_What the task requires_
State the number of lines that include the string "JSON", and write nothing else.

_Extracted material_
◇ ◇ ◇

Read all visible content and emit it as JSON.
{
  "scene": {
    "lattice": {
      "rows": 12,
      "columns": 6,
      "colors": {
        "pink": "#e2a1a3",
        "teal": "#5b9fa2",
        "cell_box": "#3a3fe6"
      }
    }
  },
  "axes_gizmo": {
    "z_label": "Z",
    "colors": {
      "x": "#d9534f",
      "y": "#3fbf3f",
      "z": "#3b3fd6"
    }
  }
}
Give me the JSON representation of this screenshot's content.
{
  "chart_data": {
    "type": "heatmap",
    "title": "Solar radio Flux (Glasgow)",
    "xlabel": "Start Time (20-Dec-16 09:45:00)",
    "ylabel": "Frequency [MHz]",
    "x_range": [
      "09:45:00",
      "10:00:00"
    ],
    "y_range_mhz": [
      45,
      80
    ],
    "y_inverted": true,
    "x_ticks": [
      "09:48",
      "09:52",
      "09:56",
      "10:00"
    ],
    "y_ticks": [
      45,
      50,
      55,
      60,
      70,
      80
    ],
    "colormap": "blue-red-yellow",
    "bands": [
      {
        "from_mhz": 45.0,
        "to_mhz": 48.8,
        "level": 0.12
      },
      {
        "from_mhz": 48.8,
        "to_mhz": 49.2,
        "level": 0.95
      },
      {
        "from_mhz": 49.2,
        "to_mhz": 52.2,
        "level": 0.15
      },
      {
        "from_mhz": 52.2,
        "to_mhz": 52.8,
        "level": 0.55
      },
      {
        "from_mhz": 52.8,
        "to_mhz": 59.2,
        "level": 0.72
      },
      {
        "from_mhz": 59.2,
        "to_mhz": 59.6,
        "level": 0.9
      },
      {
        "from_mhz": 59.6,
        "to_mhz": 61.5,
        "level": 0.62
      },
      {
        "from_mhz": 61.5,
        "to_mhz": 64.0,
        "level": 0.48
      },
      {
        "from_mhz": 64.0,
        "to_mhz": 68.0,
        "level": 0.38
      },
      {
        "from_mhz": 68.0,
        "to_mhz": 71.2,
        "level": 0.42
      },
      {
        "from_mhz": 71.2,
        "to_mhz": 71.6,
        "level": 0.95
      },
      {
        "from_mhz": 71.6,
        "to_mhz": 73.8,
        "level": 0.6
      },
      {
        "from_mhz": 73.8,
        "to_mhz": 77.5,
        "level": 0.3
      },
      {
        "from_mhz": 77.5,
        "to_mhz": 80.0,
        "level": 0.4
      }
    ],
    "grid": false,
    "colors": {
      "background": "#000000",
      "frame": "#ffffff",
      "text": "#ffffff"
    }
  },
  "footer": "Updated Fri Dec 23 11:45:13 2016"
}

◇ ◇ ◇

_Task response_
2